§ **Task requirements**: Extract each line holding the word "this" from the entries.

Stored items:
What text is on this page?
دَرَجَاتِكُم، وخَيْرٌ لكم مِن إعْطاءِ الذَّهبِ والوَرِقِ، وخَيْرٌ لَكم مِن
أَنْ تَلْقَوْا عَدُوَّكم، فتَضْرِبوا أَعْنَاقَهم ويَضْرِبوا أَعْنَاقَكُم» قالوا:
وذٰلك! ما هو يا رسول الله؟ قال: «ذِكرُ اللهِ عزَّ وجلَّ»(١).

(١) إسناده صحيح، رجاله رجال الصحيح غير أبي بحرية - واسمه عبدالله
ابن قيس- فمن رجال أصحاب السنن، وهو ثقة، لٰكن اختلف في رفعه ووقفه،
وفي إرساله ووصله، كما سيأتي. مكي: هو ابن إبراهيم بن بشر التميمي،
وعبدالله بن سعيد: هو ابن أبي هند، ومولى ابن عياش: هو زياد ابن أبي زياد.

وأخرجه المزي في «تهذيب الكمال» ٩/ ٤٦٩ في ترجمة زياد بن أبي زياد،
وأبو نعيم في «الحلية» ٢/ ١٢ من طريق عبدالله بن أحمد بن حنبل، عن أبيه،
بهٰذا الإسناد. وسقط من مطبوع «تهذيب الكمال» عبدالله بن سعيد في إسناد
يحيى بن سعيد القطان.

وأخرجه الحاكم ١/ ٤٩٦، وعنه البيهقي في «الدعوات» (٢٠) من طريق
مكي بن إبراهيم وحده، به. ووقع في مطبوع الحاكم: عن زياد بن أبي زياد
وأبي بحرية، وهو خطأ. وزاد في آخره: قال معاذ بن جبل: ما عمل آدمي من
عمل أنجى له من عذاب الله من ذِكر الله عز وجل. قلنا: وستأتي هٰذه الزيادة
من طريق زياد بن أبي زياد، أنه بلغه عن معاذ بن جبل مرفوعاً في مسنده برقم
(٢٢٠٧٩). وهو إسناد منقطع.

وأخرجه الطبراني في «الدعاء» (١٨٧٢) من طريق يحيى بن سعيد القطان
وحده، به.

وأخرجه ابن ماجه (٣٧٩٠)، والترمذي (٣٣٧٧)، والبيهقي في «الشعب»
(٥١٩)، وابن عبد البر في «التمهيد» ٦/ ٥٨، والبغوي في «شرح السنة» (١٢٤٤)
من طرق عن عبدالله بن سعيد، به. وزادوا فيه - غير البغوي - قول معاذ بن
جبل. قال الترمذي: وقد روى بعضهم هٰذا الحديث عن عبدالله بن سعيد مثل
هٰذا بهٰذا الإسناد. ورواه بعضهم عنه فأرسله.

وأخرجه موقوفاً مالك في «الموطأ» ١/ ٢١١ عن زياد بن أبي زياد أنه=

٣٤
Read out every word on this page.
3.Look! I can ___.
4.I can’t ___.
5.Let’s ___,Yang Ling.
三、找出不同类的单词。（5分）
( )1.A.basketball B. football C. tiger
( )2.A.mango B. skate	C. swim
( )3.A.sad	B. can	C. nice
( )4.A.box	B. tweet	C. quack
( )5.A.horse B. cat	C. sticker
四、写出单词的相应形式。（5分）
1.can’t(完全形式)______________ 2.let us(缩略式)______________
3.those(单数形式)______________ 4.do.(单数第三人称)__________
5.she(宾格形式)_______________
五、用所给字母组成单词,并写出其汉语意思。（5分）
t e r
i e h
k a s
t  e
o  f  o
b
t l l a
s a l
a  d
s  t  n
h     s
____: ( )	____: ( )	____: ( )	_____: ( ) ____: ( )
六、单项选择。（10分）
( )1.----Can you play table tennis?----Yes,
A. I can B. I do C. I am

§ **Final result**:
What text is on this page?
Read out every word on this page.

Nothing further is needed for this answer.